Exercise aim:
Print out the material that follows word for word.

— START Entries shown —

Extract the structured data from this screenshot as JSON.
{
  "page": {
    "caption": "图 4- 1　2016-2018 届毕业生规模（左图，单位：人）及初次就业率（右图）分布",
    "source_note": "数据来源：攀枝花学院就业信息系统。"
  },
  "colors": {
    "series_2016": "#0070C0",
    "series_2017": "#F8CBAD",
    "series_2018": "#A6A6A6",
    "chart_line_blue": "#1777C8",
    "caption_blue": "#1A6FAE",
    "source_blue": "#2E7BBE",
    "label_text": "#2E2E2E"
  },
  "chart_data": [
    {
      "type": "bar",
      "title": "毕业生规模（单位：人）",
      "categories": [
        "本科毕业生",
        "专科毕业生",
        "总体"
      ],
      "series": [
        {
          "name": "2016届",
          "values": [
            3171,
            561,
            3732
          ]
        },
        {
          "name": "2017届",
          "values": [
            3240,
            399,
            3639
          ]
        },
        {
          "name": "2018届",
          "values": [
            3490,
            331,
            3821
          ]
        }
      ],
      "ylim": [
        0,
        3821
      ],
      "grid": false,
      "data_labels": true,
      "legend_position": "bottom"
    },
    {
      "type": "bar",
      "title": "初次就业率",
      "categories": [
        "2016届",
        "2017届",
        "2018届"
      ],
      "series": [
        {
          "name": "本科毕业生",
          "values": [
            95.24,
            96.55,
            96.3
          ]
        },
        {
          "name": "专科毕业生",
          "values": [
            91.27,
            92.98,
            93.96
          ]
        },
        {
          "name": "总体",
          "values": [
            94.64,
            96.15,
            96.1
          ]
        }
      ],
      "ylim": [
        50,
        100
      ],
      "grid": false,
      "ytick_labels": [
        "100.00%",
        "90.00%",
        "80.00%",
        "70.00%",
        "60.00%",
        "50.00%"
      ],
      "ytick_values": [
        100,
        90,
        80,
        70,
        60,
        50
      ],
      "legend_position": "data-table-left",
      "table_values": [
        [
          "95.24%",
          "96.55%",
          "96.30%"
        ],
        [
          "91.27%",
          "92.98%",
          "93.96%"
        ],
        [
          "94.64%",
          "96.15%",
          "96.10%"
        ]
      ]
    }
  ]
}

— END Entries shown —

Exercise solution:
Extract the structured data from this screenshot as JSON.
{
  "page": {
    "caption": "图 4- 1　2016-2018 届毕业生规模（左图，单位：人）及初次就业率（右图）分布",
    "source_note": "数据来源：攀枝花学院就业信息系统。"
  },
  "colors": {
    "series_2016": "#0070C0",
    "series_2017": "#F8CBAD",
    "series_2018": "#A6A6A6",
    "chart_line_blue": "#1777C8",
    "caption_blue": "#1A6FAE",
    "source_blue": "#2E7BBE",
    "label_text": "#2E2E2E"
  },
  "chart_data": [
    {
      "type": "bar",
      "title": "毕业生规模（单位：人）",
      "categories": [
        "本科毕业生",
        "专科毕业生",
        "总体"
      ],
      "series": [
        {
          "name": "2016届",
          "values": [
            3171,
            561,
            3732
          ]
        },
        {
          "name": "2017届",
          "values": [
            3240,
            399,
            3639
          ]
        },
        {
          "name": "2018届",
          "values": [
            3490,
            331,
            3821
          ]
        }
      ],
      "ylim": [
        0,
        3821
      ],
      "grid": false,
      "data_labels": true,
      "legend_position": "bottom"
    },
    {
      "type": "bar",
      "title": "初次就业率",
      "categories": [
        "2016届",
        "2017届",
        "2018届"
      ],
      "series": [
        {
          "name": "本科毕业生",
          "values": [
            95.24,
            96.55,
            96.3
          ]
        },
        {
          "name": "专科毕业生",
          "values": [
            91.27,
            92.98,
            93.96
          ]
        },
        {
          "name": "总体",
          "values": [
            94.64,
            96.15,
            96.1
          ]
        }
      ],
      "ylim": [
        50,
        100
      ],
      "grid": false,
      "ytick_labels": [
        "100.00%",
        "90.00%",
        "80.00%",
        "70.00%",
        "60.00%",
        "50.00%"
      ],
      "ytick_values": [
        100,
        90,
        80,
        70,
        60,
        50
      ],
      "legend_position": "data-table-left",
      "table_values": [
        [
          "95.24%",
          "96.55%",
          "96.30%"
        ],
        [
          "91.27%",
          "92.98%",
          "93.96%"
        ],
        [
          "94.64%",
          "96.15%",
          "96.10%"
        ]
      ]
    }
  ]
}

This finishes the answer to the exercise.